### EJERCICIO BREVE A:
Copia literalmente el pasaje del texto sobre Giacometti que va de "Alberto Giacometti fue" a "descubrió su talento.".

Cinco obras de Giacometti, el artista fascinado por sus visiones que escapó de los nazis en bicicleta

La imagen típica que le consagra y con la que se le asocia más popularmente es la de sus figuras huesudas, consumidas, como los presos de los campos de concentración

Alberto Giacometti fue un Dostoievski o un Rilke en su escultura prosística y poética. Estaba destinado a ser artista, rodeado de ellos, y al final lo fue, uno de los grandes, desviándose de cualquier posibilidad de utilizar una cuchara de palo. Su padre, pintor, fue quien descubrió su talento.

El arte egipcio y sus figuras estilizadas dejaron una profunda e imborrable huella. En su juventud el cubismo era la vanguardia que él trató de conjugar con el clasicismo. Alcanzó la fama entre la vanguardia de París, adonde marchó desde Ginebra, de la que huyó durante la guerra y a la que volvió tras su fin.

### MATERIAL PROPORCIONADO:
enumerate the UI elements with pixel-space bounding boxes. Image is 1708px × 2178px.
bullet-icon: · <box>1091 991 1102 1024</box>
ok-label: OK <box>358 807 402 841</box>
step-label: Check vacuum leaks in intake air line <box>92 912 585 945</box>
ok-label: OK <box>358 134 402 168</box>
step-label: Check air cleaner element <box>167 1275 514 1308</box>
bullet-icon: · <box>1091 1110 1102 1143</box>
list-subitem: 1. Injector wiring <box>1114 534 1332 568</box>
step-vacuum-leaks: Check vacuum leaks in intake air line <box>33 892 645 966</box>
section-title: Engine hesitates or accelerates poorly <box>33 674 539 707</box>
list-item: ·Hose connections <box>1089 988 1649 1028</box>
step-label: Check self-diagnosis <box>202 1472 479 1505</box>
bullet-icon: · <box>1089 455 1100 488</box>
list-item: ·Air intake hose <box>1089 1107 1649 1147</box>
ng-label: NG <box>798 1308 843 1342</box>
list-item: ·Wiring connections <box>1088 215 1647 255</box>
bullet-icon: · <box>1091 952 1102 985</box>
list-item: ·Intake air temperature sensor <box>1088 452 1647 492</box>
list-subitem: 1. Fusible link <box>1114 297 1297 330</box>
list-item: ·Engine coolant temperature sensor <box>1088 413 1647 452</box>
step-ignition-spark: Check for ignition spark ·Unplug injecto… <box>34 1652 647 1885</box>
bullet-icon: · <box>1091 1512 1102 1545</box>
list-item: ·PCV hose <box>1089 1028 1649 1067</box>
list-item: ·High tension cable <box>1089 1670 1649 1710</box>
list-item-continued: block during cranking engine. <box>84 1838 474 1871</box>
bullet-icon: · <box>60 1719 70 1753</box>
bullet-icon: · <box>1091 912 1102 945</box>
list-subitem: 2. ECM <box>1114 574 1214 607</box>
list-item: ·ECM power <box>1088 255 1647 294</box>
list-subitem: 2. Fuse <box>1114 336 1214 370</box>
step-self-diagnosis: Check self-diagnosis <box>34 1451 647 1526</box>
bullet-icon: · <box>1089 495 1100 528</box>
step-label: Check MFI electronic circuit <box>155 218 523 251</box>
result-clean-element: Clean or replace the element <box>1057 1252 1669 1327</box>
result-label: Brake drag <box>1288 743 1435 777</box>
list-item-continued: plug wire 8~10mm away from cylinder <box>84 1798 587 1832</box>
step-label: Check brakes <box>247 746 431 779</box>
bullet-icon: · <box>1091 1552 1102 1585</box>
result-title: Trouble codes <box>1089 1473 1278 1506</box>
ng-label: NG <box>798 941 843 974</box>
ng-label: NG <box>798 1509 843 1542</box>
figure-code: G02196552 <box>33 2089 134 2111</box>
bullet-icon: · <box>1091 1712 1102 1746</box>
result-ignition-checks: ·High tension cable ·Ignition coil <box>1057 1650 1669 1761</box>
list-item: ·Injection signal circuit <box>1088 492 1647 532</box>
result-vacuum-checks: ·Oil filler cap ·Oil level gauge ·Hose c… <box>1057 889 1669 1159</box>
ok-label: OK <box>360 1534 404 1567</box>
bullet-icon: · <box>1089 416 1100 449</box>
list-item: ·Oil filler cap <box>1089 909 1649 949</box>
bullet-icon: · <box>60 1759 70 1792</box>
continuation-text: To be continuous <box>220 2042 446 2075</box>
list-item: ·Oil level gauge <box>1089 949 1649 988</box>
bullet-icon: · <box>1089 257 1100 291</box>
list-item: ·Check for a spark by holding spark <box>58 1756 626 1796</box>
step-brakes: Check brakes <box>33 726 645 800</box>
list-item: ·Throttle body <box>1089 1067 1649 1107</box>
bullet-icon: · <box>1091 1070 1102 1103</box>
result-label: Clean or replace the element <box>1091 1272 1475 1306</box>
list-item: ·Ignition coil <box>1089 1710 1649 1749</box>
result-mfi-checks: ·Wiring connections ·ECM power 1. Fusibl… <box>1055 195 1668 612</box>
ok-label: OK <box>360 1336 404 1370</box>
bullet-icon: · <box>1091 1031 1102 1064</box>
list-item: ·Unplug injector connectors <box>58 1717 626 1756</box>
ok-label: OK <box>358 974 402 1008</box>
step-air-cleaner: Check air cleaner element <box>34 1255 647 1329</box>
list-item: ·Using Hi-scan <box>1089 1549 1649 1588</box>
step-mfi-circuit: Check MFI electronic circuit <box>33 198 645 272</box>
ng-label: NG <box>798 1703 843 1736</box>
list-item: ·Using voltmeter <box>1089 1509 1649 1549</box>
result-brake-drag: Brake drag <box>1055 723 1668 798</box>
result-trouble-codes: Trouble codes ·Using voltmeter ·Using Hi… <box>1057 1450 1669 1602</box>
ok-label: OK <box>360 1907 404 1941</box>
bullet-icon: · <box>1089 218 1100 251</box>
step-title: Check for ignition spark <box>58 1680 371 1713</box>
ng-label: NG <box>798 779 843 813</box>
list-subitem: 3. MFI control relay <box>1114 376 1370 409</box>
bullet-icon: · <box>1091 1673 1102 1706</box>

### EJERCICIO BREVE B:
Reescribe como tabla Markdown, con las columnas Núm y Contenido, las líneas de los registros desde la primera hasta la que contiene "list-item: ·Engine coolant", ambas incluidas. Omite las líneas en blanco.

### RESPUESTA RESUELTA A:
Alberto Giacometti fue un Dostoievski o un Rilke en su escultura prosística y poética. Estaba destinado a ser artista, rodeado de ellos, y al final lo fue, uno de los grandes, desviándose de cualquier posibilidad de utilizar una cuchara de palo. Su padre, pintor, fue quien descubrió su talento.

### RESPUESTA RESUELTA B:
| Núm | Contenido |
|---|---|
| 1 | enumerate the UI elements with pixel-space bounding boxes. Image is 1708px × 2178px. |
| 2 | bullet-icon: · <box>1091 991 1102 1024</box> |
| 3 | ok-label: OK <box>358 807 402 841</box> |
| 4 | step-label: Check vacuum leaks in intake air line <box>92 912 585 945</box> |
| 5 | ok-label: OK <box>358 134 402 168</box> |
| 6 | step-label: Check air cleaner element <box>167 1275 514 1308</box> |
| 7 | bullet-icon: · <box>1091 1110 1102 1143</box> |
| 8 | list-subitem: 1. Injector wiring <box>1114 534 1332 568</box> |
| 9 | step-vacuum-leaks: Check vacuum leaks in intake air line <box>33 892 645 966</box> |
| 10 | section-title: Engine hesitates or accelerates poorly <box>33 674 539 707</box> |
| 11 | list-item: ·Hose connections <box>1089 988 1649 1028</box> |
| 12 | step-label: Check self-diagnosis <box>202 1472 479 1505</box> |
| 13 | bullet-icon: · <box>1089 455 1100 488</box> |
| 14 | list-item: ·Air intake hose <box>1089 1107 1649 1147</box> |
| 15 | ng-label: NG <box>798 1308 843 1342</box> |
| 16 | list-item: ·Wiring connections <box>1088 215 1647 255</box> |
| 17 | bullet-icon: · <box>1091 952 1102 985</box> |
| 18 | list-item: ·Intake air temperature sensor <box>1088 452 1647 492</box> |
| 19 | list-subitem: 1. Fusible link <box>1114 297 1297 330</box> |
| 20 | list-item: ·Engine coolant temperature sensor <box>1088 413 1647 452</box> |